---------- Extracted information
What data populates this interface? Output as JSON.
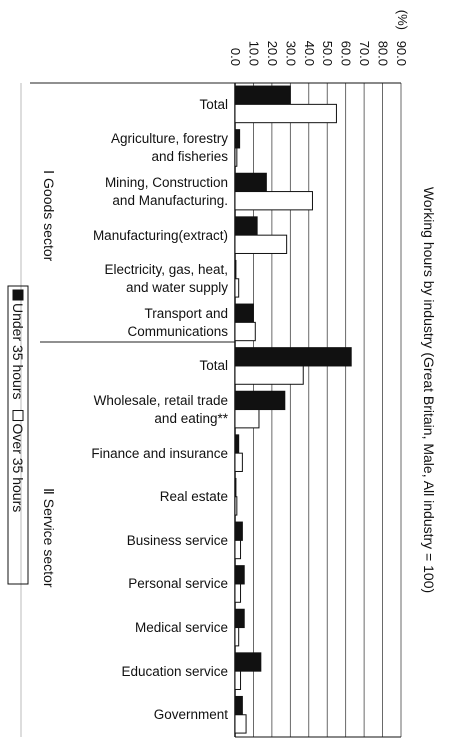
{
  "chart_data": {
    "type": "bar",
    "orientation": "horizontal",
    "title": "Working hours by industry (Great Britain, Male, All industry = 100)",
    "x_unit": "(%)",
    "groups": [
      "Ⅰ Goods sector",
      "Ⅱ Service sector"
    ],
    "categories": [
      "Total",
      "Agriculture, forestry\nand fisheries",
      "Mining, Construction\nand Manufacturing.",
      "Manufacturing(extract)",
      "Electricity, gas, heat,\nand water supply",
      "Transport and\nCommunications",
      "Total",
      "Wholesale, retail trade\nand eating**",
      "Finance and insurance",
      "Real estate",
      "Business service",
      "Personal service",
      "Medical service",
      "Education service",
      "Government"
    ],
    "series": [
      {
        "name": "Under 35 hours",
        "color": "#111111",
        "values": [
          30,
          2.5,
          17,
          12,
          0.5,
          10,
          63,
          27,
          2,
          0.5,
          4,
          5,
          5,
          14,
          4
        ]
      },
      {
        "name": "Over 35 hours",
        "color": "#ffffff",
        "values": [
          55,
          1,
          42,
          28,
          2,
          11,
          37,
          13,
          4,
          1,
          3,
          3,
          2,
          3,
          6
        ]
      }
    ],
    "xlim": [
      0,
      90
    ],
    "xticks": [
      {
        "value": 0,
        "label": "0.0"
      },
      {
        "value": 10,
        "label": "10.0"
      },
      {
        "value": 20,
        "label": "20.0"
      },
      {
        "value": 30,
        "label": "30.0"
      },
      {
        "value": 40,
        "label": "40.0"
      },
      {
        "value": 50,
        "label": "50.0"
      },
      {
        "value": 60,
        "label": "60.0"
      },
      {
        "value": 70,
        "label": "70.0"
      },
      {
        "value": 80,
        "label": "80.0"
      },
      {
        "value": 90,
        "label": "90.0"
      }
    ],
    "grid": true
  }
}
--------------------
Your objective
Check each line above for the word "name" and say how many have it, with nothing else.

Complete output
2